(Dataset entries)
────────────────────────────────────────
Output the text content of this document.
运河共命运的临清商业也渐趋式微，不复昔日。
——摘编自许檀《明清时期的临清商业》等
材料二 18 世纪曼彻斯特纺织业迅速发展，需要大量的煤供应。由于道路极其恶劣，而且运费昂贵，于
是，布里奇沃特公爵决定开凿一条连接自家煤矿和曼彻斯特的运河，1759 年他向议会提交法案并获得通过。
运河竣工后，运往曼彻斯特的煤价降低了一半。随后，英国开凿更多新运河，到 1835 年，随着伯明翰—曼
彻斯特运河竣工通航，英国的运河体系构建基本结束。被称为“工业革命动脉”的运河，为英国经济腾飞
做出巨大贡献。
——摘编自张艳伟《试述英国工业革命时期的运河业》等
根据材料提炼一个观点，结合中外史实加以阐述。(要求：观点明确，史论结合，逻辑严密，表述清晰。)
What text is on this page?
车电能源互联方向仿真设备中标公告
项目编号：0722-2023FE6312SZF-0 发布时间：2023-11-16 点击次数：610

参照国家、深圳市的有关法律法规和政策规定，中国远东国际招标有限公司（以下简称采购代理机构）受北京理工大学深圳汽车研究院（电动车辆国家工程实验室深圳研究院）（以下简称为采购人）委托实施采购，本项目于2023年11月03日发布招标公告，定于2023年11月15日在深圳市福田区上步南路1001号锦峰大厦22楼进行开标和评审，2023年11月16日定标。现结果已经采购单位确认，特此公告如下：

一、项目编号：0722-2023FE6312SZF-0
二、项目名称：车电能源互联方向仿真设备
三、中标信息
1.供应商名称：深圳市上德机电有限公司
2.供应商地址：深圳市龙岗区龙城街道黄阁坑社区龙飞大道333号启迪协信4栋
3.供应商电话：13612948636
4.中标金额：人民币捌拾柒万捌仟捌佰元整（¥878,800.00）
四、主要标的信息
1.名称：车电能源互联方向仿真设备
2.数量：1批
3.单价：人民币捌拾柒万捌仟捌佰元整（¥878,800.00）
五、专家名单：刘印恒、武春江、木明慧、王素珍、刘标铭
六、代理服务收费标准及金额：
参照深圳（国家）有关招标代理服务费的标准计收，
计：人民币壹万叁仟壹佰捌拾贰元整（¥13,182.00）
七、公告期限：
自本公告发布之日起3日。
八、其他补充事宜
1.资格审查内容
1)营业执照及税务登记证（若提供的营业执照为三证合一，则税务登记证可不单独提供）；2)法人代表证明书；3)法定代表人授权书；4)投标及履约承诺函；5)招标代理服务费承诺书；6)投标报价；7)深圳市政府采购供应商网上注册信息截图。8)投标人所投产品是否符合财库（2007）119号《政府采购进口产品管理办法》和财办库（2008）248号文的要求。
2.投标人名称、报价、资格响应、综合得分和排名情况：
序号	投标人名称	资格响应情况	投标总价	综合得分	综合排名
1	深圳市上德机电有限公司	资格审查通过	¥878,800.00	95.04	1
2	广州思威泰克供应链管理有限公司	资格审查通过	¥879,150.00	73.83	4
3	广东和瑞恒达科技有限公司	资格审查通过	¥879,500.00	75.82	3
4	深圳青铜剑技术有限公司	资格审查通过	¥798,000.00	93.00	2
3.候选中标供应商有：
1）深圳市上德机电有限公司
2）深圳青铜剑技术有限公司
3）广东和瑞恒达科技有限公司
────────────────────────────────────────
Write out the whole listing again. Match it word for word.

Output the text content of this document.
运河共命运的临清商业也渐趋式微，不复昔日。
——摘编自许檀《明清时期的临清商业》等
材料二 18 世纪曼彻斯特纺织业迅速发展，需要大量的煤供应。由于道路极其恶劣，而且运费昂贵，于
是，布里奇沃特公爵决定开凿一条连接自家煤矿和曼彻斯特的运河，1759 年他向议会提交法案并获得通过。
运河竣工后，运往曼彻斯特的煤价降低了一半。随后，英国开凿更多新运河，到 1835 年，随着伯明翰—曼
彻斯特运河竣工通航，英国的运河体系构建基本结束。被称为“工业革命动脉”的运河，为英国经济腾飞
做出巨大贡献。
——摘编自张艳伟《试述英国工业革命时期的运河业》等
根据材料提炼一个观点，结合中外史实加以阐述。(要求：观点明确，史论结合，逻辑严密，表述清晰。)
What text is on this page?
车电能源互联方向仿真设备中标公告
项目编号：0722-2023FE6312SZF-0 发布时间：2023-11-16 点击次数：610

参照国家、深圳市的有关法律法规和政策规定，中国远东国际招标有限公司（以下简称采购代理机构）受北京理工大学深圳汽车研究院（电动车辆国家工程实验室深圳研究院）（以下简称为采购人）委托实施采购，本项目于2023年11月03日发布招标公告，定于2023年11月15日在深圳市福田区上步南路1001号锦峰大厦22楼进行开标和评审，2023年11月16日定标。现结果已经采购单位确认，特此公告如下：

一、项目编号：0722-2023FE6312SZF-0
二、项目名称：车电能源互联方向仿真设备
三、中标信息
1.供应商名称：深圳市上德机电有限公司
2.供应商地址：深圳市龙岗区龙城街道黄阁坑社区龙飞大道333号启迪协信4栋
3.供应商电话：13612948636
4.中标金额：人民币捌拾柒万捌仟捌佰元整（¥878,800.00）
四、主要标的信息
1.名称：车电能源互联方向仿真设备
2.数量：1批
3.单价：人民币捌拾柒万捌仟捌佰元整（¥878,800.00）
五、专家名单：刘印恒、武春江、木明慧、王素珍、刘标铭
六、代理服务收费标准及金额：
参照深圳（国家）有关招标代理服务费的标准计收，
计：人民币壹万叁仟壹佰捌拾贰元整（¥13,182.00）
七、公告期限：
自本公告发布之日起3日。
八、其他补充事宜
1.资格审查内容
1)营业执照及税务登记证（若提供的营业执照为三证合一，则税务登记证可不单独提供）；2)法人代表证明书；3)法定代表人授权书；4)投标及履约承诺函；5)招标代理服务费承诺书；6)投标报价；7)深圳市政府采购供应商网上注册信息截图。8)投标人所投产品是否符合财库（2007）119号《政府采购进口产品管理办法》和财办库（2008）248号文的要求。
2.投标人名称、报价、资格响应、综合得分和排名情况：
序号	投标人名称	资格响应情况	投标总价	综合得分	综合排名
1	深圳市上德机电有限公司	资格审查通过	¥878,800.00	95.04	1
2	广州思威泰克供应链管理有限公司	资格审查通过	¥879,150.00	73.83	4
3	广东和瑞恒达科技有限公司	资格审查通过	¥879,500.00	75.82	3
4	深圳青铜剑技术有限公司	资格审查通过	¥798,000.00	93.00	2
3.候选中标供应商有：
1）深圳市上德机电有限公司
2）深圳青铜剑技术有限公司
3）广东和瑞恒达科技有限公司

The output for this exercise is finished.